━━━━━ Excerpted records

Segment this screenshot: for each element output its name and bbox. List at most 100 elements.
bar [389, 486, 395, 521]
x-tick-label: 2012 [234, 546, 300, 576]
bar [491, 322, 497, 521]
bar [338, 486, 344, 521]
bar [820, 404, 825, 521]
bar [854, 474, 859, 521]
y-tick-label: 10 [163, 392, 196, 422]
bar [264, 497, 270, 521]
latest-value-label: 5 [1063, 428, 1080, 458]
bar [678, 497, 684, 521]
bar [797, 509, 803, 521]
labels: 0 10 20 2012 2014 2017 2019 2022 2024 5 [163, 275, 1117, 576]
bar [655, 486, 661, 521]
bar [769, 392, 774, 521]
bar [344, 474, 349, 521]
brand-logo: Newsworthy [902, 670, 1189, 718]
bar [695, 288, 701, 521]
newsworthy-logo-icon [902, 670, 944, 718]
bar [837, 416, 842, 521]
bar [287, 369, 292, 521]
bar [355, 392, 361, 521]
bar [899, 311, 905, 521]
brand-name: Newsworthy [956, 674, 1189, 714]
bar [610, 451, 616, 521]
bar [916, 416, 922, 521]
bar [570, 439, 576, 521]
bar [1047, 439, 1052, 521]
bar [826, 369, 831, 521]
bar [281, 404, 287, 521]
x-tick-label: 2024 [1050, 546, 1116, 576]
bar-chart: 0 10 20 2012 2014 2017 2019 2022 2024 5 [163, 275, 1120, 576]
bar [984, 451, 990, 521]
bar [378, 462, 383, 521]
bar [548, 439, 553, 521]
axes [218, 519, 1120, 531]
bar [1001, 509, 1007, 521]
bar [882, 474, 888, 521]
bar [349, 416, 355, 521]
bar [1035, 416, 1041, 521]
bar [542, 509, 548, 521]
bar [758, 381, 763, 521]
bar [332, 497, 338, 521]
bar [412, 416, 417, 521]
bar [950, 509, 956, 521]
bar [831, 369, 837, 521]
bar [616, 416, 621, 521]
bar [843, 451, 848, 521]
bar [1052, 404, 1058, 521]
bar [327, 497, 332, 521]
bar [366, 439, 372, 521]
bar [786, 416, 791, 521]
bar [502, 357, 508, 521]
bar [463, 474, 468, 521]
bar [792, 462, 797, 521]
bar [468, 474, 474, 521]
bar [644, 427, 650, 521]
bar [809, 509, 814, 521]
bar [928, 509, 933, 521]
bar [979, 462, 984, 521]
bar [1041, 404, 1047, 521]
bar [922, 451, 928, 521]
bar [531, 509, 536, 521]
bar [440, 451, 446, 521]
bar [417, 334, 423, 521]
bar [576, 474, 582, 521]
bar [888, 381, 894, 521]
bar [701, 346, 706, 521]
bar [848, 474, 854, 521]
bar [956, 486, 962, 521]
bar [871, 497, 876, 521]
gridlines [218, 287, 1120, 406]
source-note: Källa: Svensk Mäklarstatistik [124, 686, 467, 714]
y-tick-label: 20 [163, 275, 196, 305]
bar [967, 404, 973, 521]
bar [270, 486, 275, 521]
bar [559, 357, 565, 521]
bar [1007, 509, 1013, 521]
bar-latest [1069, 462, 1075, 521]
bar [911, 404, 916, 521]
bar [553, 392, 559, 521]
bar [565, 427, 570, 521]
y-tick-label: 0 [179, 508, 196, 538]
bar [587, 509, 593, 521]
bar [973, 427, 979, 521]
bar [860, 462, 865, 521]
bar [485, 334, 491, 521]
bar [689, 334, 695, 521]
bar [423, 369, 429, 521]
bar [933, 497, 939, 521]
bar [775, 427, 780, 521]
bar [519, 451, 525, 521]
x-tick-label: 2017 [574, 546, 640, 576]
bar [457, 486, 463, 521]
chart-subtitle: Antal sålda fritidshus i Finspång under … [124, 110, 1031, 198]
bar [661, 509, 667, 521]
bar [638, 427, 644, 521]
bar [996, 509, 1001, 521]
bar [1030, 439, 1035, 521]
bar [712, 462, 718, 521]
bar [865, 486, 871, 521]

━━━━━━━━━━

__Aim of the task__:
How many lines in the listing above contain the string "logo"? Case counts. Reply with the number only.

__Full response__:
2